What to produce -> Find "Transcribe the text in this document." in the data below; transcribe the line it appears on and each line after it, exactly, to the end, and nothing else.

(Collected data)

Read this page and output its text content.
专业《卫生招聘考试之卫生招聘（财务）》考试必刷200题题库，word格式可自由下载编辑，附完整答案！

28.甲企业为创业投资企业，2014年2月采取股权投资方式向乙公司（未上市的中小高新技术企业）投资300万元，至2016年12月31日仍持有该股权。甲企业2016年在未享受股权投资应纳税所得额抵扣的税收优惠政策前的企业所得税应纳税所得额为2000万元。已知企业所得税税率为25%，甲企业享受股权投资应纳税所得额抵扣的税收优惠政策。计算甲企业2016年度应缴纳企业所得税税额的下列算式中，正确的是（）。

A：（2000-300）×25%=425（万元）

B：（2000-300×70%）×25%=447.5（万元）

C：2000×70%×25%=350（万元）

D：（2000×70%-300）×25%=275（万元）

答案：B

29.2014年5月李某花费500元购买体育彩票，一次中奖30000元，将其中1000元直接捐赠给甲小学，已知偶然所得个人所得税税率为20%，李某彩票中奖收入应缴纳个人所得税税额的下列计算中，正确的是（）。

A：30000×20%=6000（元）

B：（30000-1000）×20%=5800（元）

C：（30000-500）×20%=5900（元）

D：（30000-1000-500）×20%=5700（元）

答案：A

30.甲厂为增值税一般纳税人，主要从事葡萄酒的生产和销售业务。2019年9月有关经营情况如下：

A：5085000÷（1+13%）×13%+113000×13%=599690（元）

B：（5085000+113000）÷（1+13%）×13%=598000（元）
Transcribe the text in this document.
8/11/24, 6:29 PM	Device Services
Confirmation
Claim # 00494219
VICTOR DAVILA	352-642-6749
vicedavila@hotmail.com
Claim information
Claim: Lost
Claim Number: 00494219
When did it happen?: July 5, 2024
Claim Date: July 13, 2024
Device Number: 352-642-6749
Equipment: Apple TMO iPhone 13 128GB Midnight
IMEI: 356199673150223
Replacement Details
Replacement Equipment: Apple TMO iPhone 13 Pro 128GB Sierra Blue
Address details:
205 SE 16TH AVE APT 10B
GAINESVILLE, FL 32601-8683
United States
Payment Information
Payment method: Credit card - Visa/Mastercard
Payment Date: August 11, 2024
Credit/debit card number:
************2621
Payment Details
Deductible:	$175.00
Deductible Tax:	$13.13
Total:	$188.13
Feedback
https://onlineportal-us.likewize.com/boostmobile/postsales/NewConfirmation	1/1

The solution ->
Transcribe the text in this document.
8/11/24, 6:29 PM	Device Services
Confirmation
Claim # 00494219
VICTOR DAVILA	352-642-6749
vicedavila@hotmail.com
Claim information
Claim: Lost
Claim Number: 00494219
When did it happen?: July 5, 2024
Claim Date: July 13, 2024
Device Number: 352-642-6749
Equipment: Apple TMO iPhone 13 128GB Midnight
IMEI: 356199673150223
Replacement Details
Replacement Equipment: Apple TMO iPhone 13 Pro 128GB Sierra Blue
Address details:
205 SE 16TH AVE APT 10B
GAINESVILLE, FL 32601-8683
United States
Payment Information
Payment method: Credit card - Visa/Mastercard
Payment Date: August 11, 2024
Credit/debit card number:
************2621
Payment Details
Deductible:	$175.00
Deductible Tax:	$13.13
Total:	$188.13
Feedback
https://onlineportal-us.likewize.com/boostmobile/postsales/NewConfirmation	1/1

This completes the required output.